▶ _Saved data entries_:
[start]

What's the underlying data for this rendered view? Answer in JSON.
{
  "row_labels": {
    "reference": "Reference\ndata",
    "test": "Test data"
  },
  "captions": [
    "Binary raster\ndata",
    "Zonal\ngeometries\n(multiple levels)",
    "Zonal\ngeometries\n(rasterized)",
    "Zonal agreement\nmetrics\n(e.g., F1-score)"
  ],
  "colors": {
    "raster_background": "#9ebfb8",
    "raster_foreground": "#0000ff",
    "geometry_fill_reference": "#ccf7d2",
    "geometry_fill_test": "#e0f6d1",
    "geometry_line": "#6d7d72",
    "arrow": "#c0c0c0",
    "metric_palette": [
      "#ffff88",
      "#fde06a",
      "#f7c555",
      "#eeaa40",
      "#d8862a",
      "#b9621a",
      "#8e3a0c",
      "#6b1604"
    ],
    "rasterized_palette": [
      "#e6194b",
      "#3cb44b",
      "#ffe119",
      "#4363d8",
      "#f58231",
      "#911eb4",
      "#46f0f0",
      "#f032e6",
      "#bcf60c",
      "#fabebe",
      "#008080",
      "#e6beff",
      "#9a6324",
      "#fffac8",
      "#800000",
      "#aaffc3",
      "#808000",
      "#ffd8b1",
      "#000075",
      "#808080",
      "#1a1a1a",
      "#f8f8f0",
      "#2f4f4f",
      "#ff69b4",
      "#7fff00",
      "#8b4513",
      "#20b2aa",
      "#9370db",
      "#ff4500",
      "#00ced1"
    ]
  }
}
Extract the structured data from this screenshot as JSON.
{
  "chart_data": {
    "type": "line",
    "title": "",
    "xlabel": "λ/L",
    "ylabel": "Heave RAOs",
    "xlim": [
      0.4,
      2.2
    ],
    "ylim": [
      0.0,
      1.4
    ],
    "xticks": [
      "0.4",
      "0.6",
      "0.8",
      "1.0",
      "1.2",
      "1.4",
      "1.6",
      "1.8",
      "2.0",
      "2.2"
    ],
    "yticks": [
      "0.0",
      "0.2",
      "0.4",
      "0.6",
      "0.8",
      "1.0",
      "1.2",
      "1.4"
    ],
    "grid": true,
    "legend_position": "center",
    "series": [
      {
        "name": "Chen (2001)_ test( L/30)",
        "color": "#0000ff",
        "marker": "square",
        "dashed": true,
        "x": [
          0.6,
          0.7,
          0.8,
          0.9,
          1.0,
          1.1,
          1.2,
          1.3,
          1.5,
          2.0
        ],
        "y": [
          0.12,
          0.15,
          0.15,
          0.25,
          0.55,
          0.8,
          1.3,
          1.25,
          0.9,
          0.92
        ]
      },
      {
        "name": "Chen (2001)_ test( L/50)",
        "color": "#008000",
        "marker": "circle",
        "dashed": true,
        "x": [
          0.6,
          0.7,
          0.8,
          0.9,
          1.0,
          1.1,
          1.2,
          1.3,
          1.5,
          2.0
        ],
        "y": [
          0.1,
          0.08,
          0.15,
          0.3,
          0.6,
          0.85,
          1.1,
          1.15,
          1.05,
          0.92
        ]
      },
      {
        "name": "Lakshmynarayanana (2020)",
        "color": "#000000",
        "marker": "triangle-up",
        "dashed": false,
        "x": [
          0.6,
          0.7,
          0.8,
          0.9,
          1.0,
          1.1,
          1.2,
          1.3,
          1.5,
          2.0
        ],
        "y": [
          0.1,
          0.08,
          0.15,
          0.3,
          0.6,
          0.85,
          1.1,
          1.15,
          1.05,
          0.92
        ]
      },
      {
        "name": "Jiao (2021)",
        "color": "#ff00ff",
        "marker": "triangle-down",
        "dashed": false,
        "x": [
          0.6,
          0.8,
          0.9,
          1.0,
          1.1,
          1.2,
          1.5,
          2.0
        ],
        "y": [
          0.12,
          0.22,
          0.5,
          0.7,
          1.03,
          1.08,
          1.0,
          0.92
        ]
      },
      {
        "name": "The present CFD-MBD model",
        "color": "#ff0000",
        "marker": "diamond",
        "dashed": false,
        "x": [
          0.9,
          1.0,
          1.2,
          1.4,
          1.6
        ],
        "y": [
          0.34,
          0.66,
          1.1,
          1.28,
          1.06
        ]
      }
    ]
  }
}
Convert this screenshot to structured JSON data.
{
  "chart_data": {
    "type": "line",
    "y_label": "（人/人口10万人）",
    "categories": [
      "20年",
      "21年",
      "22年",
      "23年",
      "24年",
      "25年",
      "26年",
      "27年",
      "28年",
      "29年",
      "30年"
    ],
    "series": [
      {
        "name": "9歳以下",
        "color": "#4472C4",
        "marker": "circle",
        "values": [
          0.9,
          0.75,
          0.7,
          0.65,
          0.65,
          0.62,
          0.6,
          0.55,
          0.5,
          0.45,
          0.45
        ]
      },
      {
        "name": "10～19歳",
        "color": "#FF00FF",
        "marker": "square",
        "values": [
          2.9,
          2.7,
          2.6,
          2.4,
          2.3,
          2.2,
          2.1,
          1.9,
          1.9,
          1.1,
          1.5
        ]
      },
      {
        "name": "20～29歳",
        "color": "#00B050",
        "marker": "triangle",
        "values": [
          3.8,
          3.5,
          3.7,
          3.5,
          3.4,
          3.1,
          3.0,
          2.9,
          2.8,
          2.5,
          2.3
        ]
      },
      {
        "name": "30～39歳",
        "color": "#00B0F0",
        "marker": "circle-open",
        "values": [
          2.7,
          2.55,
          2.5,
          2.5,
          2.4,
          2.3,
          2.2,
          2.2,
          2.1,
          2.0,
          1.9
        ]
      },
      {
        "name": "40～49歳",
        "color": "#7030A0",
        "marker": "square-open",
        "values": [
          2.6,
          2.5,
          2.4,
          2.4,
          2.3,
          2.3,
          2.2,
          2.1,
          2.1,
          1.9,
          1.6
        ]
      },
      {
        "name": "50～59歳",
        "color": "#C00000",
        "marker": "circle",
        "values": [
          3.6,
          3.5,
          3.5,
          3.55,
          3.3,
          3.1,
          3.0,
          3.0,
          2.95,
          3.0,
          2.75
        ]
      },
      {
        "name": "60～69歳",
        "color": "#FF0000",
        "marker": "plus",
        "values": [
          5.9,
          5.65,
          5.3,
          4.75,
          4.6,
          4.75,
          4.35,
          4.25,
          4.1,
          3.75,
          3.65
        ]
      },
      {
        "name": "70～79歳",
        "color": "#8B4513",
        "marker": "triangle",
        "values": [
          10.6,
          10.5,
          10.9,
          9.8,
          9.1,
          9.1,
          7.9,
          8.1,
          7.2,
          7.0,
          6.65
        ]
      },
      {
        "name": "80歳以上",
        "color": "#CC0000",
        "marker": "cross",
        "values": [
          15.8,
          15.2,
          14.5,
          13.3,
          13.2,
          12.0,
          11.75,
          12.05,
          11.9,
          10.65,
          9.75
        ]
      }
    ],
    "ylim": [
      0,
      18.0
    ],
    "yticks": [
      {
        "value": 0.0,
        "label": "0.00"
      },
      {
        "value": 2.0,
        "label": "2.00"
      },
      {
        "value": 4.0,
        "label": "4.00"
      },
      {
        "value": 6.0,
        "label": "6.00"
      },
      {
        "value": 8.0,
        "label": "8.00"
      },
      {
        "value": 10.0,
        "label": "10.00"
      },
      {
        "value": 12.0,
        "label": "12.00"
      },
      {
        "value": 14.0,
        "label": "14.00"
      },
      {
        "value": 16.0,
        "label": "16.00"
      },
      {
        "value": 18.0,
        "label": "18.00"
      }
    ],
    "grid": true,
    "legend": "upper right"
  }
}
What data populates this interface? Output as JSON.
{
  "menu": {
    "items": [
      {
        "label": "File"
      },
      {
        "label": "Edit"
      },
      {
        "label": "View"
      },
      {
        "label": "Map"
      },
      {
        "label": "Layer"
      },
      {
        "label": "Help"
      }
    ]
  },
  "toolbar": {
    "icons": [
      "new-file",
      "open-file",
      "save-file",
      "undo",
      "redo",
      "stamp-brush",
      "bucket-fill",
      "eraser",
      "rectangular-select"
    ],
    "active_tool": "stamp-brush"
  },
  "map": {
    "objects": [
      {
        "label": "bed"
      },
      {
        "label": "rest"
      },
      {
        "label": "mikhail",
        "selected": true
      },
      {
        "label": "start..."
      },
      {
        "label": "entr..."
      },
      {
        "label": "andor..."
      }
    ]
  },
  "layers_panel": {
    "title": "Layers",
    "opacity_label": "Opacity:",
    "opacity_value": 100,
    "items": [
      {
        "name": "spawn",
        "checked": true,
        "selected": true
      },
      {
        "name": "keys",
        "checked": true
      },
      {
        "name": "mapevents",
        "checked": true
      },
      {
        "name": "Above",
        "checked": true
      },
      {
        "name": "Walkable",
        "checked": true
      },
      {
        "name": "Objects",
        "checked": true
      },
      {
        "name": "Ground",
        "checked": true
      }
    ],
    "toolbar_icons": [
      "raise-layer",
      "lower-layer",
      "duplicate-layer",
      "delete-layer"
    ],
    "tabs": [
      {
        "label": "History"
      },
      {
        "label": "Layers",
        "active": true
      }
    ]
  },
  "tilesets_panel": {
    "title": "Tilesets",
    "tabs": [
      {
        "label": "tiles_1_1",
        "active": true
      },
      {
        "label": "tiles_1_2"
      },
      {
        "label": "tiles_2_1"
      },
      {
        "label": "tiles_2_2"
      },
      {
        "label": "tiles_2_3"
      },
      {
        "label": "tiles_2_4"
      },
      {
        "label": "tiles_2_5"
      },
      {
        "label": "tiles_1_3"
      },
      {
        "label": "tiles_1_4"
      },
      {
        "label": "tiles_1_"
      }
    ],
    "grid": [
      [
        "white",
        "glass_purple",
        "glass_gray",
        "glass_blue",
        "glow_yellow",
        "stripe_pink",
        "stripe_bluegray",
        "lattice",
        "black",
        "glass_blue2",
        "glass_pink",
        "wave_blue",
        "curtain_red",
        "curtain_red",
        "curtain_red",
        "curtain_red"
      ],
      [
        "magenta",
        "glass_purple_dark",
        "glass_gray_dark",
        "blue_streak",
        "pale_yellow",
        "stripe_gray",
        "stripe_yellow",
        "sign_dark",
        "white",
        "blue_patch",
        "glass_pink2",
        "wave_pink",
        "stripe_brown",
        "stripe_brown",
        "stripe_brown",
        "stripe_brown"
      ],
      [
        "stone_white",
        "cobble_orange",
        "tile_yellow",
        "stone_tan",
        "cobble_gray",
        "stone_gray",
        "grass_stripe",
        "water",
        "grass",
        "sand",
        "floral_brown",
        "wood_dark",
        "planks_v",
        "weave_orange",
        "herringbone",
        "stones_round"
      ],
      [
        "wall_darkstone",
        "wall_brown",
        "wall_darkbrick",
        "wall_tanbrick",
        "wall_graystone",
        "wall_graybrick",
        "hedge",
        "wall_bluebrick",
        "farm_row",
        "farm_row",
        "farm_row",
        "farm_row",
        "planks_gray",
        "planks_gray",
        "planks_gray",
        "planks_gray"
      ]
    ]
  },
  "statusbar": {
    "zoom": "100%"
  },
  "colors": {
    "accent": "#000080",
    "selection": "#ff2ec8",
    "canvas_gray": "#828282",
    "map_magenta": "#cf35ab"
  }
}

[end]

▶ _EXERCISE_:
Search the data above for the word "What", then gather each line in which it appears.

▶ _CORRECT RESPONSE_:
What's the underlying data for this rendered view? Answer in JSON.
What data populates this interface? Output as JSON.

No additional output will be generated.